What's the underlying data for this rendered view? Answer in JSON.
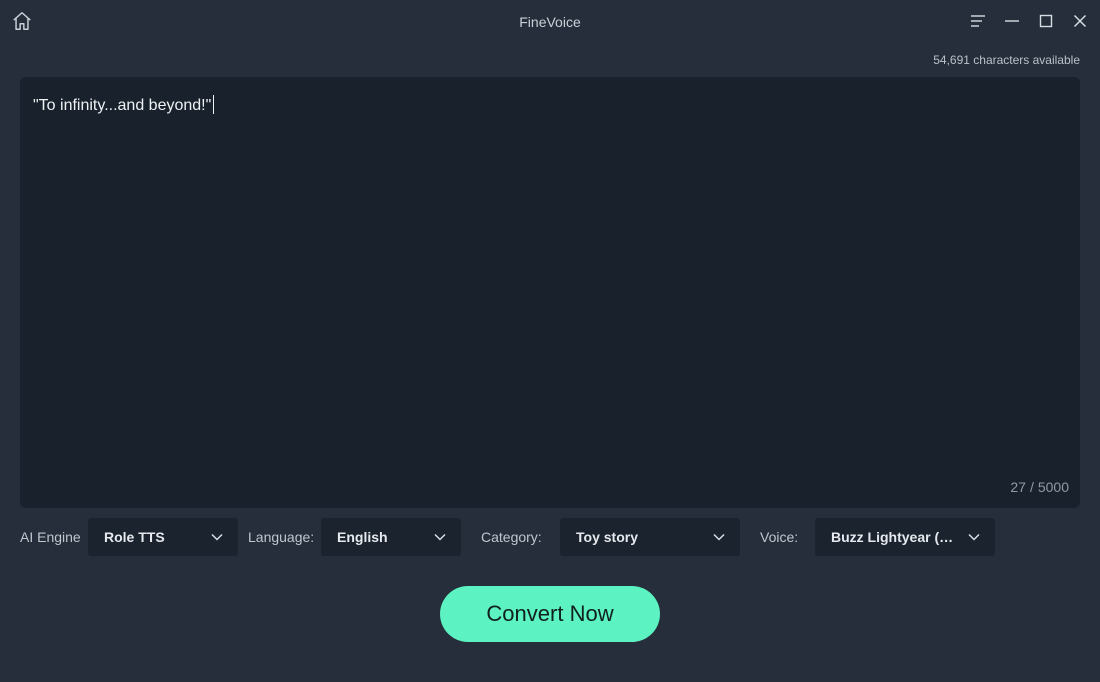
{
  "window": {
    "title": "FineVoice"
  },
  "icons": {
    "home": "home-icon",
    "menu": "hamburger-menu-icon",
    "minimize": "minimize-icon",
    "maximize": "maximize-icon",
    "close": "close-icon",
    "dropdown": "chevron-down-icon"
  },
  "status": {
    "characters_available": "54,691 characters available"
  },
  "editor": {
    "text": "\"To infinity...and beyond!\"",
    "count_current": "27",
    "count_separator": "/",
    "count_max": "5000"
  },
  "options": {
    "engine": {
      "label": "AI Engine",
      "value": "Role TTS"
    },
    "language": {
      "label": "Language:",
      "value": "English"
    },
    "category": {
      "label": "Category:",
      "value": "Toy story"
    },
    "voice": {
      "label": "Voice:",
      "value": "Buzz Lightyear (Ti..."
    }
  },
  "actions": {
    "convert_label": "Convert Now"
  },
  "colors": {
    "background": "#252e3a",
    "editor_background": "#19212c",
    "select_background": "#1b232e",
    "accent": "#5cf2c2"
  }
}
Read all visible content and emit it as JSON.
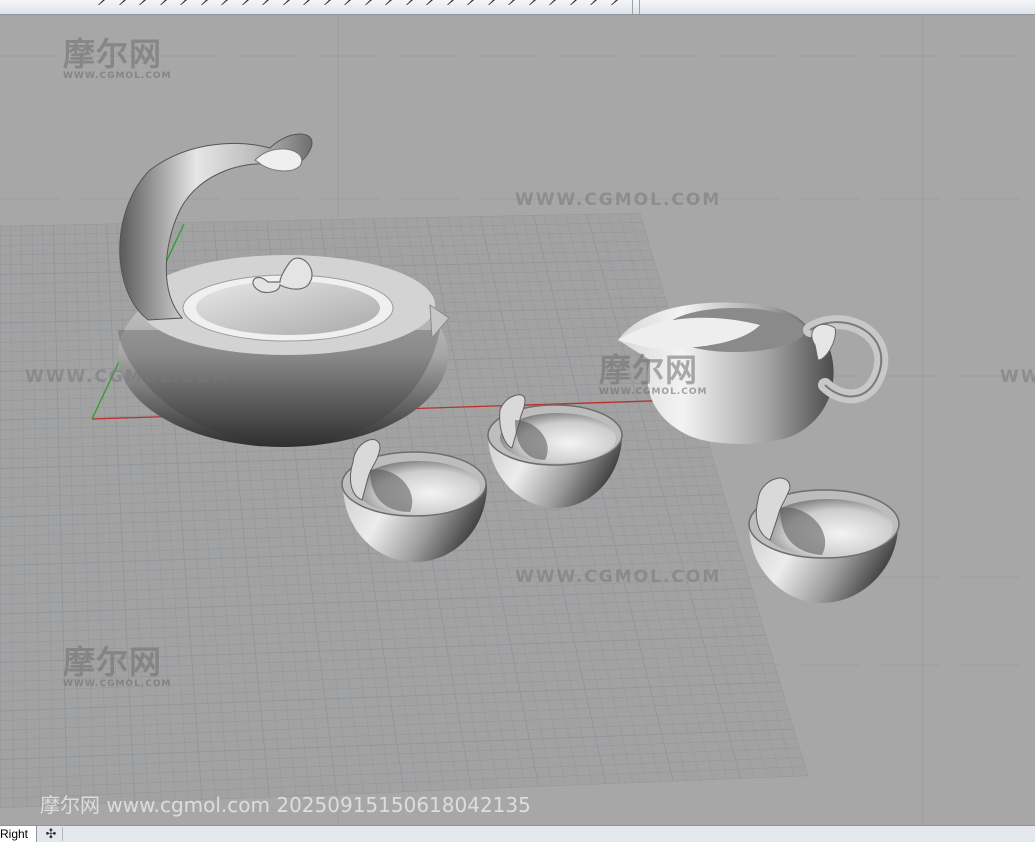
{
  "toolbar": {
    "button_count": 26
  },
  "viewport": {
    "name": "Right",
    "background_color": "#a7a7a7",
    "grid_color": "#8f969c",
    "x_axis_color": "#c0302a",
    "y_axis_color": "#2aa02a",
    "objects": [
      "teapot",
      "pitcher",
      "cup",
      "cup",
      "cup"
    ]
  },
  "watermarks": {
    "url_text": "WWW.CGMOL.COM",
    "logo_text": "摩尔网",
    "logo_small_text": "WWW.CGMOL.COM",
    "stamp": "摩尔网 www.cgmol.com 20250915150618042135"
  },
  "statusbar": {
    "tab_label": "Right",
    "add_tab_icon": "plus-icon",
    "add_tab_glyph": "✣"
  }
}
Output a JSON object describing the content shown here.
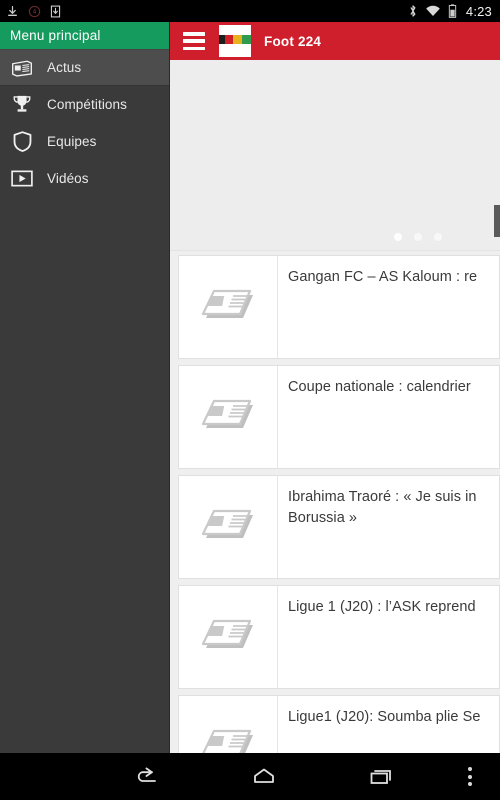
{
  "statusbar": {
    "time": "4:23",
    "left_icons": [
      "download-icon",
      "download-count-icon",
      "save-to-device-icon"
    ],
    "right_icons": [
      "bluetooth-icon",
      "wifi-icon",
      "battery-icon"
    ]
  },
  "drawer": {
    "header_title": "Menu principal",
    "background_color": "#3a3a3a",
    "header_color": "#169b5f",
    "items": [
      {
        "label": "Actus",
        "icon": "newspaper-icon",
        "selected": true
      },
      {
        "label": "Compétitions",
        "icon": "trophy-icon",
        "selected": false
      },
      {
        "label": "Equipes",
        "icon": "shield-icon",
        "selected": false
      },
      {
        "label": "Vidéos",
        "icon": "video-play-icon",
        "selected": false
      }
    ]
  },
  "appbar": {
    "title": "Foot 224",
    "menu_icon": "hamburger-menu-icon",
    "logo_icon": "app-logo-icon",
    "background_color": "#d01f2c",
    "logo_band_colors": [
      "#1d1d1d",
      "#cf2027",
      "#e8b21f",
      "#2e9b4e"
    ]
  },
  "carousel": {
    "dots": 3,
    "active_dot_index": 0
  },
  "news": {
    "items": [
      {
        "title": "Gangan FC – AS Kaloum : re",
        "icon": "newspaper-placeholder-icon"
      },
      {
        "title": "Coupe nationale : calendrier",
        "icon": "newspaper-placeholder-icon"
      },
      {
        "title": "Ibrahima Traoré : « Je suis in\nBorussia »",
        "icon": "newspaper-placeholder-icon"
      },
      {
        "title": "Ligue 1 (J20) : l’ASK reprend",
        "icon": "newspaper-placeholder-icon"
      },
      {
        "title": "Ligue1 (J20): Soumba plie Se",
        "icon": "newspaper-placeholder-icon"
      }
    ]
  },
  "navbar": {
    "buttons": [
      "back-button",
      "home-button",
      "recents-button",
      "overflow-menu-button"
    ]
  }
}
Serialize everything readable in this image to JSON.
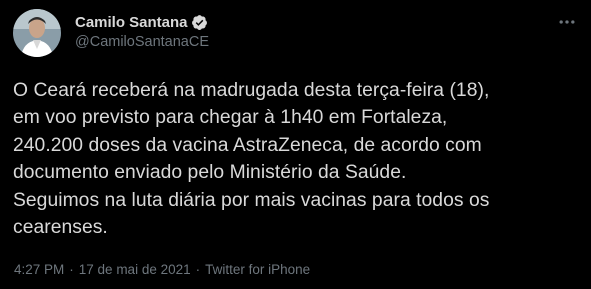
{
  "tweet": {
    "author": {
      "display_name": "Camilo Santana",
      "handle": "@CamiloSantanaCE",
      "avatar_icon": "avatar-photo",
      "verified_icon": "verified-badge-icon"
    },
    "more_icon": "more-options-icon",
    "text": "O Ceará receberá na madrugada desta terça-feira (18),\nem voo previsto para chegar à 1h40 em Fortaleza,\n240.200 doses da vacina AstraZeneca, de acordo com\ndocumento enviado pelo Ministério da Saúde.\nSeguimos na luta diária por mais vacinas para todos os\ncearenses.",
    "time": "4:27 PM",
    "separator": "·",
    "date": "17 de mai de 2021",
    "source": "Twitter for iPhone"
  },
  "colors": {
    "background": "#000000",
    "text": "#d9d9d9",
    "secondary_text": "#6e767d"
  }
}
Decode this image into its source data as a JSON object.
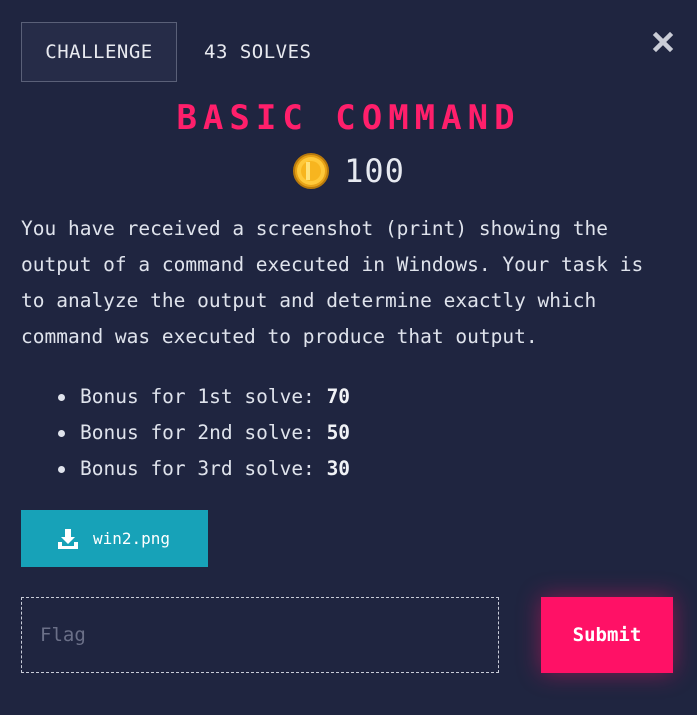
{
  "tabs": {
    "challenge_label": "CHALLENGE",
    "solves_label": "43 SOLVES"
  },
  "close_icon": "close-icon",
  "challenge": {
    "title": "BASIC COMMAND",
    "points": "100",
    "description": "You have received a screenshot (print) showing the output of a command executed in Windows. Your task is to analyze the output and determine exactly which command was executed to produce that output.",
    "bonuses": [
      {
        "label": "Bonus for 1st solve: ",
        "value": "70"
      },
      {
        "label": "Bonus for 2nd solve: ",
        "value": "50"
      },
      {
        "label": "Bonus for 3rd solve: ",
        "value": "30"
      }
    ]
  },
  "download": {
    "file_name": "win2.png",
    "icon": "download-icon"
  },
  "flag": {
    "placeholder": "Flag",
    "value": ""
  },
  "submit_label": "Submit",
  "colors": {
    "background": "#1f2540",
    "accent": "#ff1166",
    "title": "#ff1f6b",
    "download": "#17a2b8"
  }
}
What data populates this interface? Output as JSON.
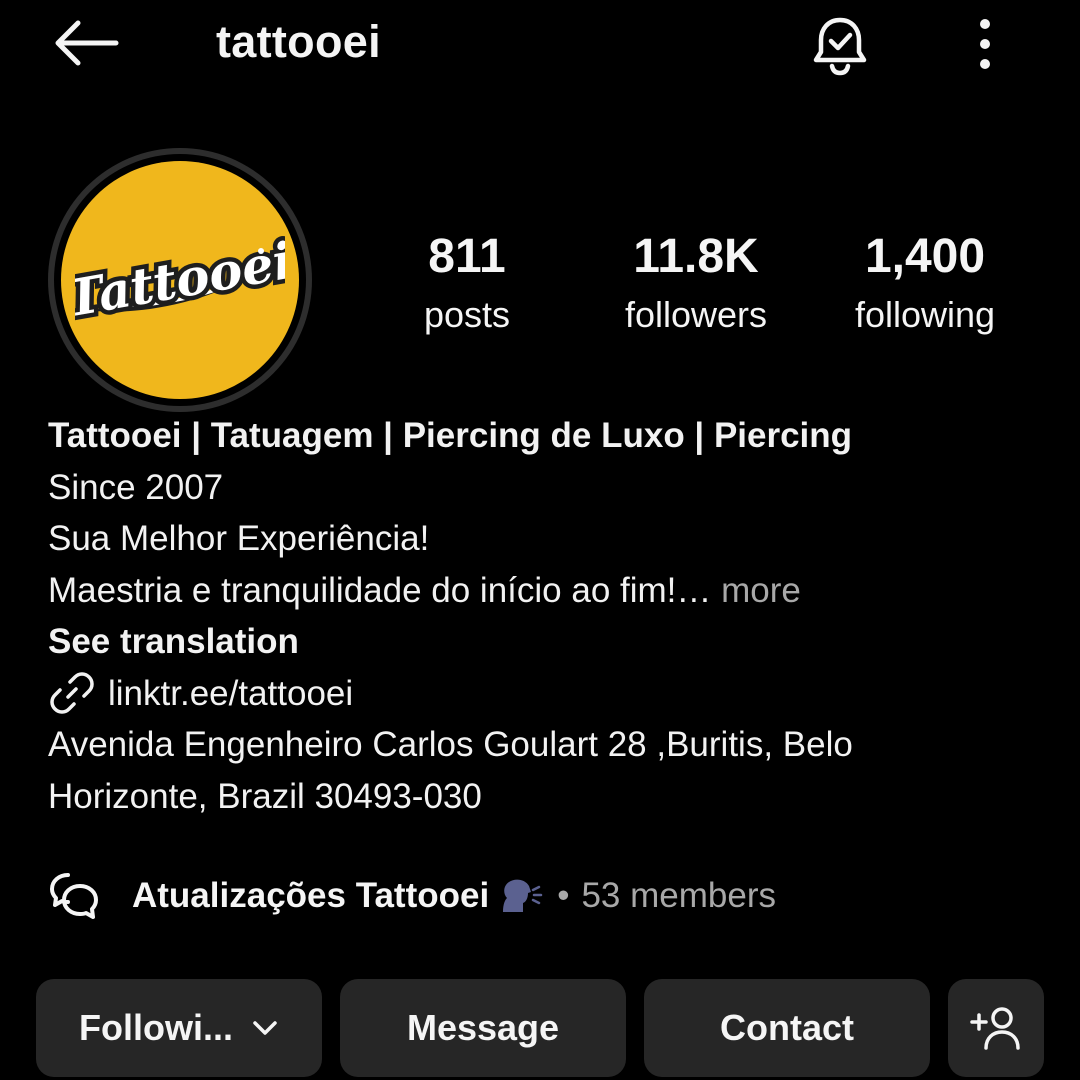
{
  "header": {
    "username": "tattooei",
    "back_icon": "back-arrow-icon",
    "bell_icon": "bell-check-icon",
    "more_icon": "vertical-dots-icon"
  },
  "profile": {
    "avatar_text": "Tattooei",
    "avatar_color": "#f0b71c",
    "stats": {
      "posts": {
        "value": "811",
        "label": "posts"
      },
      "followers": {
        "value": "11.8K",
        "label": "followers"
      },
      "following": {
        "value": "1,400",
        "label": "following"
      }
    }
  },
  "bio": {
    "name": "Tattooei | Tatuagem | Piercing de Luxo | Piercing",
    "line1": "Since 2007",
    "line2": "Sua Melhor Experiência!",
    "line3": "Maestria e tranquilidade do início ao fim!",
    "ellipsis": "…",
    "more": "more",
    "see_translation": "See translation",
    "link": "linktr.ee/tattooei",
    "address_line1": "Avenida Engenheiro Carlos Goulart 28 ,Buritis, Belo",
    "address_line2": "Horizonte, Brazil 30493-030"
  },
  "channel": {
    "name": "Atualizações Tattooei",
    "separator": "•",
    "members": "53 members",
    "icon": "chat-bubbles-icon",
    "emoji": "speaking-head-emoji"
  },
  "actions": {
    "following_label": "Followi...",
    "message_label": "Message",
    "contact_label": "Contact",
    "add_user_icon": "add-user-icon"
  },
  "colors": {
    "background": "#000000",
    "button_bg": "#262626",
    "muted_text": "#a8a8a8",
    "accent_yellow": "#f0b71c"
  }
}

- **Task brief**: Exclude every picture and copy the remaining data exactly.

- **Finished answer**:
What's the underlying data for this rendered view? Answer in JSON.
{
  "window": {
    "title": "FineVoice"
  },
  "icons": {
    "home": "home-icon",
    "menu": "hamburger-menu-icon",
    "minimize": "minimize-icon",
    "maximize": "maximize-icon",
    "close": "close-icon",
    "dropdown": "chevron-down-icon"
  },
  "status": {
    "characters_available": "54,691 characters available"
  },
  "editor": {
    "text": "\"To infinity...and beyond!\"",
    "count_current": "27",
    "count_separator": "/",
    "count_max": "5000"
  },
  "options": {
    "engine": {
      "label": "AI Engine",
      "value": "Role TTS"
    },
    "language": {
      "label": "Language:",
      "value": "English"
    },
    "category": {
      "label": "Category:",
      "value": "Toy story"
    },
    "voice": {
      "label": "Voice:",
      "value": "Buzz Lightyear (Ti..."
    }
  },
  "actions": {
    "convert_label": "Convert Now"
  },
  "colors": {
    "background": "#252e3a",
    "editor_background": "#19212c",
    "select_background": "#1b232e",
    "accent": "#5cf2c2"
  }
}
Read all visible content and emit it as JSON.
{
  "toolbar": {
    "button_count": 26
  },
  "viewport": {
    "name": "Right",
    "background_color": "#a7a7a7",
    "grid_color": "#8f969c",
    "x_axis_color": "#c0302a",
    "y_axis_color": "#2aa02a",
    "objects": [
      "teapot",
      "pitcher",
      "cup",
      "cup",
      "cup"
    ]
  },
  "watermarks": {
    "url_text": "WWW.CGMOL.COM",
    "logo_text": "摩尔网",
    "logo_small_text": "WWW.CGMOL.COM",
    "stamp": "摩尔网 www.cgmol.com 20250915150618042135"
  },
  "statusbar": {
    "tab_label": "Right",
    "add_tab_icon": "plus-icon",
    "add_tab_glyph": "✣"
  }
}
Output a JSON object describing the content shown here.
{
  "statusbar": {
    "time": "4:23",
    "left_icons": [
      "download-icon",
      "download-count-icon",
      "save-to-device-icon"
    ],
    "right_icons": [
      "bluetooth-icon",
      "wifi-icon",
      "battery-icon"
    ]
  },
  "drawer": {
    "header_title": "Menu principal",
    "background_color": "#3a3a3a",
    "header_color": "#169b5f",
    "items": [
      {
        "label": "Actus",
        "icon": "newspaper-icon",
        "selected": true
      },
      {
        "label": "Compétitions",
        "icon": "trophy-icon",
        "selected": false
      },
      {
        "label": "Equipes",
        "icon": "shield-icon",
        "selected": false
      },
      {
        "label": "Vidéos",
        "icon": "video-play-icon",
        "selected": false
      }
    ]
  },
  "appbar": {
    "title": "Foot 224",
    "menu_icon": "hamburger-menu-icon",
    "logo_icon": "app-logo-icon",
    "background_color": "#d01f2c",
    "logo_band_colors": [
      "#1d1d1d",
      "#cf2027",
      "#e8b21f",
      "#2e9b4e"
    ]
  },
  "carousel": {
    "dots": 3,
    "active_dot_index": 0
  },
  "news": {
    "items": [
      {
        "title": "Gangan FC – AS Kaloum : re",
        "icon": "newspaper-placeholder-icon"
      },
      {
        "title": "Coupe nationale : calendrier",
        "icon": "newspaper-placeholder-icon"
      },
      {
        "title": "Ibrahima Traoré : « Je suis in\nBorussia »",
        "icon": "newspaper-placeholder-icon"
      },
      {
        "title": "Ligue 1 (J20) : l’ASK reprend",
        "icon": "newspaper-placeholder-icon"
      },
      {
        "title": "Ligue1 (J20): Soumba plie Se",
        "icon": "newspaper-placeholder-icon"
      }
    ]
  },
  "navbar": {
    "buttons": [
      "back-button",
      "home-button",
      "recents-button",
      "overflow-menu-button"
    ]
  }
}
Serialize everything readable in this image to JSON.
{
  "tweet": {
    "author": {
      "display_name": "Camilo Santana",
      "handle": "@CamiloSantanaCE",
      "avatar_icon": "avatar-photo",
      "verified_icon": "verified-badge-icon"
    },
    "more_icon": "more-options-icon",
    "text": "O Ceará receberá na madrugada desta terça-feira (18),\nem voo previsto para chegar à 1h40 em Fortaleza,\n240.200 doses da vacina AstraZeneca, de acordo com\ndocumento enviado pelo Ministério da Saúde.\nSeguimos na luta diária por mais vacinas para todos os\ncearenses.",
    "time": "4:27 PM",
    "separator": "·",
    "date": "17 de mai de 2021",
    "source": "Twitter for iPhone"
  },
  "colors": {
    "background": "#000000",
    "text": "#d9d9d9",
    "secondary_text": "#6e767d"
  }
}
Decode this image into its source data as a JSON object.
{
  "tabs": {
    "challenge_label": "CHALLENGE",
    "solves_label": "43 SOLVES"
  },
  "close_icon": "close-icon",
  "challenge": {
    "title": "BASIC COMMAND",
    "points": "100",
    "description": "You have received a screenshot (print) showing the output of a command executed in Windows. Your task is to analyze the output and determine exactly which command was executed to produce that output.",
    "bonuses": [
      {
        "label": "Bonus for 1st solve: ",
        "value": "70"
      },
      {
        "label": "Bonus for 2nd solve: ",
        "value": "50"
      },
      {
        "label": "Bonus for 3rd solve: ",
        "value": "30"
      }
    ]
  },
  "download": {
    "file_name": "win2.png",
    "icon": "download-icon"
  },
  "flag": {
    "placeholder": "Flag",
    "value": ""
  },
  "submit_label": "Submit",
  "colors": {
    "background": "#1f2540",
    "accent": "#ff1166",
    "title": "#ff1f6b",
    "download": "#17a2b8"
  }
}
What data populates this interface? Output as JSON.
{
  "header": {
    "username": "tattooei",
    "back_icon": "back-arrow-icon",
    "bell_icon": "bell-check-icon",
    "more_icon": "vertical-dots-icon"
  },
  "profile": {
    "avatar_text": "Tattooei",
    "avatar_color": "#f0b71c",
    "stats": {
      "posts": {
        "value": "811",
        "label": "posts"
      },
      "followers": {
        "value": "11.8K",
        "label": "followers"
      },
      "following": {
        "value": "1,400",
        "label": "following"
      }
    }
  },
  "bio": {
    "name": "Tattooei | Tatuagem | Piercing de Luxo | Piercing",
    "line1": "Since 2007",
    "line2": "Sua Melhor Experiência!",
    "line3": "Maestria e tranquilidade do início ao fim!",
    "ellipsis": "…",
    "more": "more",
    "see_translation": "See translation",
    "link": "linktr.ee/tattooei",
    "address_line1": "Avenida Engenheiro Carlos Goulart 28 ,Buritis, Belo",
    "address_line2": "Horizonte, Brazil 30493-030"
  },
  "channel": {
    "name": "Atualizações Tattooei",
    "separator": "•",
    "members": "53 members",
    "icon": "chat-bubbles-icon",
    "emoji": "speaking-head-emoji"
  },
  "actions": {
    "following_label": "Followi...",
    "message_label": "Message",
    "contact_label": "Contact",
    "add_user_icon": "add-user-icon"
  },
  "colors": {
    "background": "#000000",
    "button_bg": "#262626",
    "muted_text": "#a8a8a8",
    "accent_yellow": "#f0b71c"
  }
}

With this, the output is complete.